** WHAT TO WORK ON **
Every line that holds "title" should be shown.
** begin SOURCE DATA **
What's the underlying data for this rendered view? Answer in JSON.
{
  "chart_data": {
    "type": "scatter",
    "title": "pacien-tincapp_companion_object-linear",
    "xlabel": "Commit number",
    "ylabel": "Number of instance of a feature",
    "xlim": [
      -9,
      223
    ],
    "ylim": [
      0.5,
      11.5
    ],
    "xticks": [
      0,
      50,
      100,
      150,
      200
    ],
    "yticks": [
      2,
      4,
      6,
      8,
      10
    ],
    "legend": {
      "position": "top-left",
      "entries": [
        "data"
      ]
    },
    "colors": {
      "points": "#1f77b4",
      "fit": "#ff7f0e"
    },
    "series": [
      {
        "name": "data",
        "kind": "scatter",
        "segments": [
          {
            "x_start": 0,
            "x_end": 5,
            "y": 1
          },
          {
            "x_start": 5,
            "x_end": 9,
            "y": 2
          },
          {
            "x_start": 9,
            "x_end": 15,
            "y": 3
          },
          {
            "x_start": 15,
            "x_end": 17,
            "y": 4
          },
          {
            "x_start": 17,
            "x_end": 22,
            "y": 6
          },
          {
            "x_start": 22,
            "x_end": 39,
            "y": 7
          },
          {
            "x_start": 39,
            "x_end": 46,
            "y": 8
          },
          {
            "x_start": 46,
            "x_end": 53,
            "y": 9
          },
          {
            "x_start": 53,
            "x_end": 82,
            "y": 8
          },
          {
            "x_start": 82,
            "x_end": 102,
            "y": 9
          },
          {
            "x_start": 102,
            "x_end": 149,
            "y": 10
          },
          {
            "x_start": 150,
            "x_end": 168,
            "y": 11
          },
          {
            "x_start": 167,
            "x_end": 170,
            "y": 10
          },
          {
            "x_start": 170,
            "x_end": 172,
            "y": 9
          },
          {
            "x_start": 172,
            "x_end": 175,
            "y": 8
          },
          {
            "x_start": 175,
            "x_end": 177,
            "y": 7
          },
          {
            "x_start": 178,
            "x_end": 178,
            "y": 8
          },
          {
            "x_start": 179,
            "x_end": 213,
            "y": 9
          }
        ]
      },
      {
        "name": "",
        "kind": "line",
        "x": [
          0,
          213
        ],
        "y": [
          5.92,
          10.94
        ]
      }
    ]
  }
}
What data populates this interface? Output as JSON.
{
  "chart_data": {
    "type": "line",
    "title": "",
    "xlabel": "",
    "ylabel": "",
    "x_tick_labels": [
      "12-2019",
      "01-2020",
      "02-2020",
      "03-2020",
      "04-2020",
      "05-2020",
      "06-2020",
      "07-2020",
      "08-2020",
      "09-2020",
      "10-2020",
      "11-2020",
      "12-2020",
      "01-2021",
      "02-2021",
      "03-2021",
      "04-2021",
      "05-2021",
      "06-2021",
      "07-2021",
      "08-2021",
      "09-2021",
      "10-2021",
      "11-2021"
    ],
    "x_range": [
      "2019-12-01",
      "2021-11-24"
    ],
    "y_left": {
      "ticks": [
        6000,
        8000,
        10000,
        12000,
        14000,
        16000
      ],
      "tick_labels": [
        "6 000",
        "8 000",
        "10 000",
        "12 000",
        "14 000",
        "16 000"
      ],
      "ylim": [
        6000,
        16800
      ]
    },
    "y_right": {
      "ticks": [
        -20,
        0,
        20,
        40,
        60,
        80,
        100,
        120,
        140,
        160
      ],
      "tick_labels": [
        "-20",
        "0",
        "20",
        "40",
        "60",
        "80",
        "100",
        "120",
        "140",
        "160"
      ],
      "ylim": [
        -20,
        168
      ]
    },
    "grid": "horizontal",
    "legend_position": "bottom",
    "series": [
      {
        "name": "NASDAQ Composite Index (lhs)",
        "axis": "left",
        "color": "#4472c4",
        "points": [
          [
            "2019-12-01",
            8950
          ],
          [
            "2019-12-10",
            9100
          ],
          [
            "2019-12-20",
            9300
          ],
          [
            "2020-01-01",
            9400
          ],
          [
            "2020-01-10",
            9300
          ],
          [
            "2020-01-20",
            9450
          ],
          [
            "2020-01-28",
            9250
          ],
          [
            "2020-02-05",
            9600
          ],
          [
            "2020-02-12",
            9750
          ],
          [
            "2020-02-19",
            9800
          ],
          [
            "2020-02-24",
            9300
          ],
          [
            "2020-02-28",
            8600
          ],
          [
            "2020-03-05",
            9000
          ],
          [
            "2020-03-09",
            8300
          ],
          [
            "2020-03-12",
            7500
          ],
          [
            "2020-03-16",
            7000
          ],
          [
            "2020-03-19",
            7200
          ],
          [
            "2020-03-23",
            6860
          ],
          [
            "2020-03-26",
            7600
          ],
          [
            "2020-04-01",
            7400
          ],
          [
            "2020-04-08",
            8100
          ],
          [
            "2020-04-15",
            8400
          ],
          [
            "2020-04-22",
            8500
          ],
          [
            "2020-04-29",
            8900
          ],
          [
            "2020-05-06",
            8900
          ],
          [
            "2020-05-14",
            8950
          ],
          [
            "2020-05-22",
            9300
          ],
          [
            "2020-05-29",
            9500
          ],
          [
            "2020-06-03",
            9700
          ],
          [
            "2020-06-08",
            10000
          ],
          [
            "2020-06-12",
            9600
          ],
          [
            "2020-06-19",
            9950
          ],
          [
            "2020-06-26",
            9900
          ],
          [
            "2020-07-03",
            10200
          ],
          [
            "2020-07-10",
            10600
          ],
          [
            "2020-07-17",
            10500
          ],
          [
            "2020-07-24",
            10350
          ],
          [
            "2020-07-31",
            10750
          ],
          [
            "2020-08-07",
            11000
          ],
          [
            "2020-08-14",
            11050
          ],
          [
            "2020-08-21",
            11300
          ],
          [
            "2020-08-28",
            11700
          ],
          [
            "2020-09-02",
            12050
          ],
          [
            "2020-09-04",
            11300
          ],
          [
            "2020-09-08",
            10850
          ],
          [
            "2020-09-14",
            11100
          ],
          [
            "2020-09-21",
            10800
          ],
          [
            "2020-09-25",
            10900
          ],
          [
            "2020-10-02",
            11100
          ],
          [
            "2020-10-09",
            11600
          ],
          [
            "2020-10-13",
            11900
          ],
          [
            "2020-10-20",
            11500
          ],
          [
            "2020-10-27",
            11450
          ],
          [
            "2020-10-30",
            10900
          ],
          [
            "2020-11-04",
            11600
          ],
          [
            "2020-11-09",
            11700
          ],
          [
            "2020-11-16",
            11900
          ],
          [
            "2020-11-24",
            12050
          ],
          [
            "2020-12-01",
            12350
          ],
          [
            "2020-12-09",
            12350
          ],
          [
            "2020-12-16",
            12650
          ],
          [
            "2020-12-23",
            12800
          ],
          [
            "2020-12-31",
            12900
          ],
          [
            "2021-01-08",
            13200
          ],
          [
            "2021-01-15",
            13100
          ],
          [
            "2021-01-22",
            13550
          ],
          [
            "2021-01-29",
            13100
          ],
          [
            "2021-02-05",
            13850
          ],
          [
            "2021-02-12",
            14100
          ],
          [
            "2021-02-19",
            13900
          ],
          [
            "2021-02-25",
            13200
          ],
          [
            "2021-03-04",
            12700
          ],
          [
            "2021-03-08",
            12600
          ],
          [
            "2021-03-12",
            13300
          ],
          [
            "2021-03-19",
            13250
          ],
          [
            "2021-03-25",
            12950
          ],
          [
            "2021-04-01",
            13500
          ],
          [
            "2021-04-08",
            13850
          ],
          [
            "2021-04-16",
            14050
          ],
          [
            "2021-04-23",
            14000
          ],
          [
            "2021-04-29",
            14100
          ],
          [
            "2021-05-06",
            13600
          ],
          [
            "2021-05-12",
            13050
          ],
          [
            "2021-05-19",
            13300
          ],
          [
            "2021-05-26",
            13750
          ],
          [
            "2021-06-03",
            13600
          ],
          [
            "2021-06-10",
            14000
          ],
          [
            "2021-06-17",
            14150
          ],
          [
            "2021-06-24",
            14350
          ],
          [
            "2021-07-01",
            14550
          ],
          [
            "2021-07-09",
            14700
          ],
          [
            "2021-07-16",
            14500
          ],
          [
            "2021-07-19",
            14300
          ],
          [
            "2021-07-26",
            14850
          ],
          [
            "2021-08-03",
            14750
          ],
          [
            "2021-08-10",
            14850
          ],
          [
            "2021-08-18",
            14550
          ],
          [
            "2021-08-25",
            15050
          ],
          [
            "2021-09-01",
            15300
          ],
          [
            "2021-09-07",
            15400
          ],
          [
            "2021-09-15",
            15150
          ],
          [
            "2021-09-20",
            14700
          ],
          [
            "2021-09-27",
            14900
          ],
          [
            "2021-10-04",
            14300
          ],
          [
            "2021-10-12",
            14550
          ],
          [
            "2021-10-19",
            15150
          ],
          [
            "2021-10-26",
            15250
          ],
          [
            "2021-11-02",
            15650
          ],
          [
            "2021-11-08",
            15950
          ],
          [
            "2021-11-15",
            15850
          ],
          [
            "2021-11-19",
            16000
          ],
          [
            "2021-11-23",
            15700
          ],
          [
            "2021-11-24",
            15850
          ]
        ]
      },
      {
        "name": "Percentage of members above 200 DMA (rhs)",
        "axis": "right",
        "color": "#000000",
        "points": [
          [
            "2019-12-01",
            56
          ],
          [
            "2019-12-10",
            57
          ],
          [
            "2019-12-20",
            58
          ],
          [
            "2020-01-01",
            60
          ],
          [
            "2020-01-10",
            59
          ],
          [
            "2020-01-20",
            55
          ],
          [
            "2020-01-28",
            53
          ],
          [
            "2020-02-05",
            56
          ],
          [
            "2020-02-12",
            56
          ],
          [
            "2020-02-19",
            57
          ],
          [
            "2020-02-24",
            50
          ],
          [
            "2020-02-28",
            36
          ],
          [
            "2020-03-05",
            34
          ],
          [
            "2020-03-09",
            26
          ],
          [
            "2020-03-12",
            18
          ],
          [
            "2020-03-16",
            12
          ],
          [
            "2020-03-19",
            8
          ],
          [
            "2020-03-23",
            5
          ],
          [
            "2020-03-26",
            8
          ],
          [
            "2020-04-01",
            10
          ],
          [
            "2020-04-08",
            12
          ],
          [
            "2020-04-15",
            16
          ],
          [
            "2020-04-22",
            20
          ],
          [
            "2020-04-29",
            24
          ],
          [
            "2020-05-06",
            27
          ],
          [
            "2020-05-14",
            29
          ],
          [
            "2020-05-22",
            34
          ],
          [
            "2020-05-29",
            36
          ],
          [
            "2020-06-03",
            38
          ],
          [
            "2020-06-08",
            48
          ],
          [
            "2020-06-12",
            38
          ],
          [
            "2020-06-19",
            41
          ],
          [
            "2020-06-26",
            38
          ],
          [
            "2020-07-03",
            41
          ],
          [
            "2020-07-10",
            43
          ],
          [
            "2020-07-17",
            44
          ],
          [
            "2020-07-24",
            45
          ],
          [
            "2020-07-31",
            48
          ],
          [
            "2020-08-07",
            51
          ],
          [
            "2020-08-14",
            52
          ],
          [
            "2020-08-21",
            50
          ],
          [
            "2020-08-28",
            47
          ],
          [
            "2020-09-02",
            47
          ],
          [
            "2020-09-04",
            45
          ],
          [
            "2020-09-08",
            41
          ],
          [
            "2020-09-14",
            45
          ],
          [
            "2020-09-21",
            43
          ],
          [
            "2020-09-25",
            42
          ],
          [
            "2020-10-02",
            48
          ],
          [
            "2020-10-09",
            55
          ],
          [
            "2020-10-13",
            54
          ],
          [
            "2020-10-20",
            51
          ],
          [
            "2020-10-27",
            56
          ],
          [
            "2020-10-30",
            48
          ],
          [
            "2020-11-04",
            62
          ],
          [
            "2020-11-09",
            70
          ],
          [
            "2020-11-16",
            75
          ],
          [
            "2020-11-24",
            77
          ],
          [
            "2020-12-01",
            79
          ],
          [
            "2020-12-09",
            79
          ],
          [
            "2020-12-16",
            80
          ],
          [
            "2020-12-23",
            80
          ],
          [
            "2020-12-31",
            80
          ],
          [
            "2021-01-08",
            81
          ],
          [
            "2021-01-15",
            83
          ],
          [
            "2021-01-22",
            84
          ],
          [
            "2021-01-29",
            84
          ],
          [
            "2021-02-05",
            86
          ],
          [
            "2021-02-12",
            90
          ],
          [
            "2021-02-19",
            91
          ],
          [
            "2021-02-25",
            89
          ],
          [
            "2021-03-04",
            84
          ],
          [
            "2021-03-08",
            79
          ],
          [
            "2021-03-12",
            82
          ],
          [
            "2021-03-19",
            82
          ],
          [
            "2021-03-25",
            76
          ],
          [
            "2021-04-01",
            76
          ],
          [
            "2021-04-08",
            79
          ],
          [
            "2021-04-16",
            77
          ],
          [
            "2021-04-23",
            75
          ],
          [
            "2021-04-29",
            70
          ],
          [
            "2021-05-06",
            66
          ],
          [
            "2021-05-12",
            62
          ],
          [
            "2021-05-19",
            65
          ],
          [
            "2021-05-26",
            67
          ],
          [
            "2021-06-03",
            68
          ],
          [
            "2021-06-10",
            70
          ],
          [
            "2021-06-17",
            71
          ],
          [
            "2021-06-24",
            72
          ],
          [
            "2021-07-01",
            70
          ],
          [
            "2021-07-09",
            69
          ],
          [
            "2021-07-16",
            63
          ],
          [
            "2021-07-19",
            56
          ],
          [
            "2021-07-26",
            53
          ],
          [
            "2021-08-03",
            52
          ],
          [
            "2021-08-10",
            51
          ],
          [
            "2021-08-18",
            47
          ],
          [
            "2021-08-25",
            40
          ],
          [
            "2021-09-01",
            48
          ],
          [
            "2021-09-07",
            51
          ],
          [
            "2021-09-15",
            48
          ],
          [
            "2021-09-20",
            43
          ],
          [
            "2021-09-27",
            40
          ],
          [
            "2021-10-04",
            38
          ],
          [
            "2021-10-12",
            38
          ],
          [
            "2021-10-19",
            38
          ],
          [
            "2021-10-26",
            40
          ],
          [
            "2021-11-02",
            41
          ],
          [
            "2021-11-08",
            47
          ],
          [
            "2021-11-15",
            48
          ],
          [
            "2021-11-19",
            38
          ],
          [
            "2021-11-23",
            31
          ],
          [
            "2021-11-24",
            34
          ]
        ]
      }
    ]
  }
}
** end SOURCE DATA **
** TASK OUTPUT **
    "title": "pacien-tincapp_companion_object-linear",
    "title": "",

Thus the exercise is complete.